##### Material shown

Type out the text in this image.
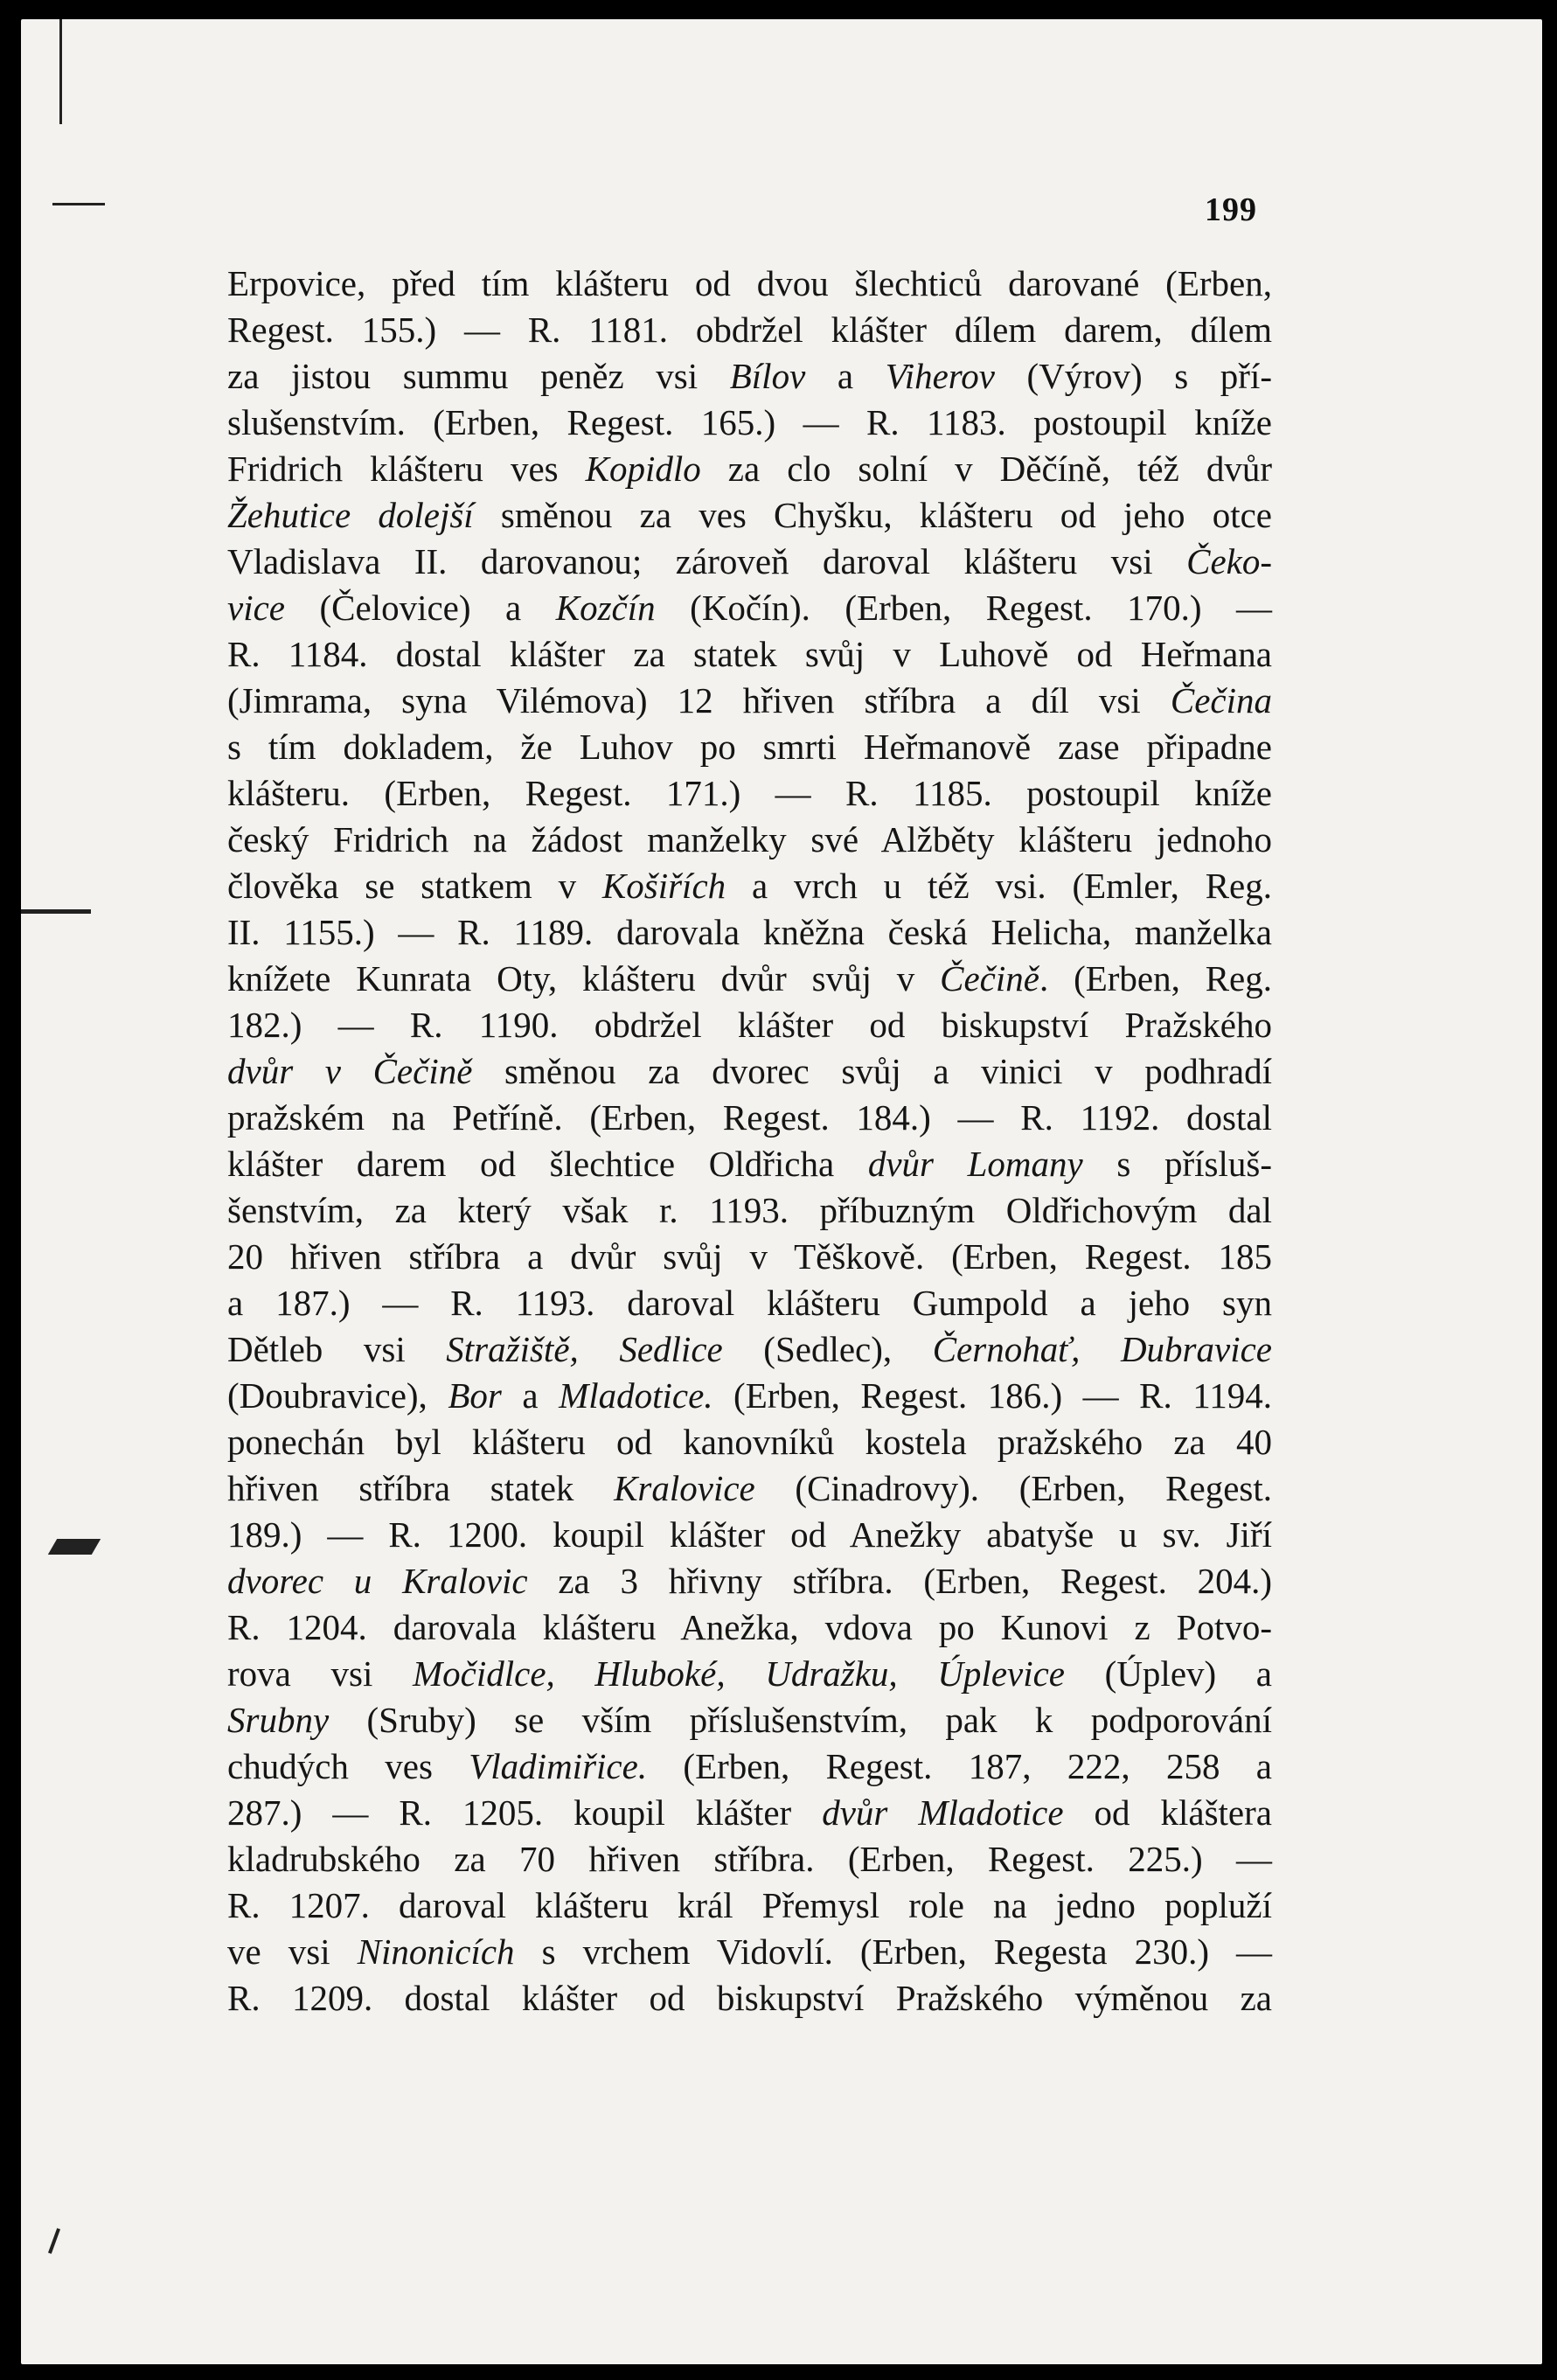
199
Erpovice, před tím klášteru od dvou šlechticů darované (Erben,
Regest. 155.) — R. 1181. obdržel klášter dílem darem, dílem
za jistou summu peněz vsi Bílov a Viherov (Výrov) s pří-
slušenstvím. (Erben, Regest. 165.) — R. 1183. postoupil kníže
Fridrich klášteru ves Kopidlo za clo solní v Děčíně, též dvůr
Žehutice dolejší směnou za ves Chyšku, klášteru od jeho otce
Vladislava II. darovanou; zároveň daroval klášteru vsi Čeko-
vice (Čelovice) a Kozčín (Kočín). (Erben, Regest. 170.) —
R. 1184. dostal klášter za statek svůj v Luhově od Heřmana
(Jimrama, syna Vilémova) 12 hřiven stříbra a díl vsi Čečina
s tím dokladem, že Luhov po smrti Heřmanově zase připadne
klášteru. (Erben, Regest. 171.) — R. 1185. postoupil kníže
český Fridrich na žádost manželky své Alžběty klášteru jednoho
člověka se statkem v Košiřích a vrch u též vsi. (Emler, Reg.
II. 1155.) — R. 1189. darovala kněžna česká Helicha, manželka
knížete Kunrata Oty, klášteru dvůr svůj v Čečině. (Erben, Reg.
182.) — R. 1190. obdržel klášter od biskupství Pražského
dvůr v Čečině směnou za dvorec svůj a vinici v podhradí
pražském na Petříně. (Erben, Regest. 184.) — R. 1192. dostal
klášter darem od šlechtice Oldřicha dvůr Lomany s přísluš-
šenstvím, za který však r. 1193. příbuzným Oldřichovým dal
20 hřiven stříbra a dvůr svůj v Těškově. (Erben, Regest. 185
a 187.) — R. 1193. daroval klášteru Gumpold a jeho syn
Dětleb vsi Stražiště, Sedlice (Sedlec), Černohať, Dubravice
(Doubravice), Bor a Mladotice. (Erben, Regest. 186.) — R. 1194.
ponechán byl klášteru od kanovníků kostela pražského za 40
hřiven stříbra statek Kralovice (Cinadrovy). (Erben, Regest.
189.) — R. 1200. koupil klášter od Anežky abatyše u sv. Jiří
dvorec u Kralovic za 3 hřivny stříbra. (Erben, Regest. 204.)
R. 1204. darovala klášteru Anežka, vdova po Kunovi z Potvo-
rova vsi Močidlce, Hluboké, Udražku, Úplevice (Úplev) a
Srubny (Sruby) se vším příslušenstvím, pak k podporování
chudých ves Vladimiřice. (Erben, Regest. 187, 222, 258 a
287.) — R. 1205. koupil klášter dvůr Mladotice od kláštera
kladrubského za 70 hřiven stříbra. (Erben, Regest. 225.) —
R. 1207. daroval klášteru král Přemysl role na jedno popluží
ve vsi Ninonicích s vrchem Vidovlí. (Erben, Regesta 230.) —
R. 1209. dostal klášter od biskupství Pražského výměnou za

##########

Directive
Without the pictures, reproduce every line of the records above exactly.

Written solution
Type out the text in this image.
199
Erpovice, před tím klášteru od dvou šlechticů darované (Erben,
Regest. 155.) — R. 1181. obdržel klášter dílem darem, dílem
za jistou summu peněz vsi Bílov a Viherov (Výrov) s pří-
slušenstvím. (Erben, Regest. 165.) — R. 1183. postoupil kníže
Fridrich klášteru ves Kopidlo za clo solní v Děčíně, též dvůr
Žehutice dolejší směnou za ves Chyšku, klášteru od jeho otce
Vladislava II. darovanou; zároveň daroval klášteru vsi Čeko-
vice (Čelovice) a Kozčín (Kočín). (Erben, Regest. 170.) —
R. 1184. dostal klášter za statek svůj v Luhově od Heřmana
(Jimrama, syna Vilémova) 12 hřiven stříbra a díl vsi Čečina
s tím dokladem, že Luhov po smrti Heřmanově zase připadne
klášteru. (Erben, Regest. 171.) — R. 1185. postoupil kníže
český Fridrich na žádost manželky své Alžběty klášteru jednoho
člověka se statkem v Košiřích a vrch u též vsi. (Emler, Reg.
II. 1155.) — R. 1189. darovala kněžna česká Helicha, manželka
knížete Kunrata Oty, klášteru dvůr svůj v Čečině. (Erben, Reg.
182.) — R. 1190. obdržel klášter od biskupství Pražského
dvůr v Čečině směnou za dvorec svůj a vinici v podhradí
pražském na Petříně. (Erben, Regest. 184.) — R. 1192. dostal
klášter darem od šlechtice Oldřicha dvůr Lomany s přísluš-
šenstvím, za který však r. 1193. příbuzným Oldřichovým dal
20 hřiven stříbra a dvůr svůj v Těškově. (Erben, Regest. 185
a 187.) — R. 1193. daroval klášteru Gumpold a jeho syn
Dětleb vsi Stražiště, Sedlice (Sedlec), Černohať, Dubravice
(Doubravice), Bor a Mladotice. (Erben, Regest. 186.) — R. 1194.
ponechán byl klášteru od kanovníků kostela pražského za 40
hřiven stříbra statek Kralovice (Cinadrovy). (Erben, Regest.
189.) — R. 1200. koupil klášter od Anežky abatyše u sv. Jiří
dvorec u Kralovic za 3 hřivny stříbra. (Erben, Regest. 204.)
R. 1204. darovala klášteru Anežka, vdova po Kunovi z Potvo-
rova vsi Močidlce, Hluboké, Udražku, Úplevice (Úplev) a
Srubny (Sruby) se vším příslušenstvím, pak k podporování
chudých ves Vladimiřice. (Erben, Regest. 187, 222, 258 a
287.) — R. 1205. koupil klášter dvůr Mladotice od kláštera
kladrubského za 70 hřiven stříbra. (Erben, Regest. 225.) —
R. 1207. daroval klášteru král Přemysl role na jedno popluží
ve vsi Ninonicích s vrchem Vidovlí. (Erben, Regesta 230.) —
R. 1209. dostal klášter od biskupství Pražského výměnou za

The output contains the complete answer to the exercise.